=== Work to be completed ===
Transcribe each line of the records below exactly, excluding any embedded images.

=== Material provided ===
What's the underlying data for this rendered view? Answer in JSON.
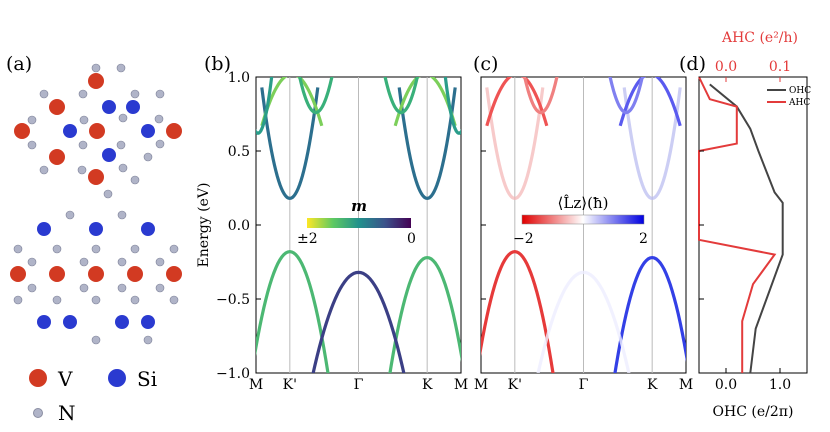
{
  "panel_labels": [
    "(a)",
    "(b)",
    "(c)",
    "(d)"
  ],
  "legend_a": [
    {
      "label": "V",
      "color": "#d23a22"
    },
    {
      "label": "Si",
      "color": "#2a3ad0"
    },
    {
      "label": "N",
      "color": "#b0b4c8"
    }
  ],
  "colorbar_b": {
    "title": "m",
    "left": "±2",
    "right": "0"
  },
  "colorbar_c": {
    "title": "⟨L̂z⟩(ħ)",
    "left": "−2",
    "right": "2"
  },
  "chart_data": [
    {
      "type": "line",
      "panel": "(b)",
      "ylabel": "Energy (eV)",
      "ylim": [
        -1.0,
        1.0
      ],
      "yticks": [
        "1.0",
        "0.5",
        "0.0",
        "−0.5",
        "−1.0"
      ],
      "xticks": [
        "M",
        "K'",
        "Γ",
        "K",
        "M"
      ],
      "series": [
        {
          "name": "conduction K'",
          "x": [
            -0.35,
            0,
            0.35
          ],
          "y": [
            0.85,
            0.18,
            0.85
          ]
        },
        {
          "name": "conduction K",
          "x": [
            -0.35,
            0,
            0.35
          ],
          "y": [
            0.85,
            0.18,
            0.85
          ]
        },
        {
          "name": "valence K'",
          "x": [
            -0.35,
            0,
            0.35
          ],
          "y": [
            -1.0,
            -0.18,
            -1.0
          ]
        },
        {
          "name": "valence K",
          "x": [
            -0.35,
            0,
            0.35
          ],
          "y": [
            -1.0,
            -0.22,
            -1.0
          ]
        },
        {
          "name": "valence Γ",
          "x": [
            -0.45,
            0,
            0.45
          ],
          "y": [
            -1.0,
            -0.32,
            -1.0
          ]
        }
      ]
    },
    {
      "type": "line",
      "panel": "(c)",
      "ylim": [
        -1.0,
        1.0
      ],
      "xticks": [
        "M",
        "K'",
        "Γ",
        "K",
        "M"
      ],
      "series": [
        {
          "name": "valence K' (Lz=-2)",
          "x": [
            -0.35,
            0,
            0.35
          ],
          "y": [
            -1.0,
            -0.18,
            -1.0
          ]
        },
        {
          "name": "valence K (Lz=+2)",
          "x": [
            -0.35,
            0,
            0.35
          ],
          "y": [
            -1.0,
            -0.22,
            -1.0
          ]
        }
      ]
    },
    {
      "type": "line",
      "panel": "(d)",
      "xlabel": "OHC (e/2π)",
      "xticks": [
        "0.0",
        "1.0"
      ],
      "top_xlabel": "AHC (e²/h)",
      "top_xticks": [
        "0.0",
        "0.1"
      ],
      "ylim": [
        -1.0,
        1.0
      ],
      "series": [
        {
          "name": "OHC",
          "color": "#444444",
          "x": [
            0.45,
            0.55,
            0.8,
            1.05,
            1.05,
            0.9,
            0.6,
            0.45,
            0.2,
            -0.3
          ],
          "y": [
            -1.0,
            -0.7,
            -0.45,
            -0.2,
            0.15,
            0.22,
            0.5,
            0.65,
            0.8,
            0.95
          ]
        },
        {
          "name": "AHC",
          "color": "#e33b3b",
          "x": [
            0.03,
            0.03,
            0.05,
            0.09,
            -0.05,
            -0.05,
            0.02,
            0.02,
            -0.03,
            -0.05
          ],
          "y": [
            -1.0,
            -0.65,
            -0.4,
            -0.2,
            -0.1,
            0.5,
            0.55,
            0.8,
            0.85,
            1.0
          ]
        }
      ]
    }
  ]
}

=== Solution for this problem ===
What's the underlying data for this rendered view? Answer in JSON.
{
  "panel_labels": [
    "(a)",
    "(b)",
    "(c)",
    "(d)"
  ],
  "legend_a": [
    {
      "label": "V",
      "color": "#d23a22"
    },
    {
      "label": "Si",
      "color": "#2a3ad0"
    },
    {
      "label": "N",
      "color": "#b0b4c8"
    }
  ],
  "colorbar_b": {
    "title": "m",
    "left": "±2",
    "right": "0"
  },
  "colorbar_c": {
    "title": "⟨L̂z⟩(ħ)",
    "left": "−2",
    "right": "2"
  },
  "chart_data": [
    {
      "type": "line",
      "panel": "(b)",
      "ylabel": "Energy (eV)",
      "ylim": [
        -1.0,
        1.0
      ],
      "yticks": [
        "1.0",
        "0.5",
        "0.0",
        "−0.5",
        "−1.0"
      ],
      "xticks": [
        "M",
        "K'",
        "Γ",
        "K",
        "M"
      ],
      "series": [
        {
          "name": "conduction K'",
          "x": [
            -0.35,
            0,
            0.35
          ],
          "y": [
            0.85,
            0.18,
            0.85
          ]
        },
        {
          "name": "conduction K",
          "x": [
            -0.35,
            0,
            0.35
          ],
          "y": [
            0.85,
            0.18,
            0.85
          ]
        },
        {
          "name": "valence K'",
          "x": [
            -0.35,
            0,
            0.35
          ],
          "y": [
            -1.0,
            -0.18,
            -1.0
          ]
        },
        {
          "name": "valence K",
          "x": [
            -0.35,
            0,
            0.35
          ],
          "y": [
            -1.0,
            -0.22,
            -1.0
          ]
        },
        {
          "name": "valence Γ",
          "x": [
            -0.45,
            0,
            0.45
          ],
          "y": [
            -1.0,
            -0.32,
            -1.0
          ]
        }
      ]
    },
    {
      "type": "line",
      "panel": "(c)",
      "ylim": [
        -1.0,
        1.0
      ],
      "xticks": [
        "M",
        "K'",
        "Γ",
        "K",
        "M"
      ],
      "series": [
        {
          "name": "valence K' (Lz=-2)",
          "x": [
            -0.35,
            0,
            0.35
          ],
          "y": [
            -1.0,
            -0.18,
            -1.0
          ]
        },
        {
          "name": "valence K (Lz=+2)",
          "x": [
            -0.35,
            0,
            0.35
          ],
          "y": [
            -1.0,
            -0.22,
            -1.0
          ]
        }
      ]
    },
    {
      "type": "line",
      "panel": "(d)",
      "xlabel": "OHC (e/2π)",
      "xticks": [
        "0.0",
        "1.0"
      ],
      "top_xlabel": "AHC (e²/h)",
      "top_xticks": [
        "0.0",
        "0.1"
      ],
      "ylim": [
        -1.0,
        1.0
      ],
      "series": [
        {
          "name": "OHC",
          "color": "#444444",
          "x": [
            0.45,
            0.55,
            0.8,
            1.05,
            1.05,
            0.9,
            0.6,
            0.45,
            0.2,
            -0.3
          ],
          "y": [
            -1.0,
            -0.7,
            -0.45,
            -0.2,
            0.15,
            0.22,
            0.5,
            0.65,
            0.8,
            0.95
          ]
        },
        {
          "name": "AHC",
          "color": "#e33b3b",
          "x": [
            0.03,
            0.03,
            0.05,
            0.09,
            -0.05,
            -0.05,
            0.02,
            0.02,
            -0.03,
            -0.05
          ],
          "y": [
            -1.0,
            -0.65,
            -0.4,
            -0.2,
            -0.1,
            0.5,
            0.55,
            0.8,
            0.85,
            1.0
          ]
        }
      ]
    }
  ]
}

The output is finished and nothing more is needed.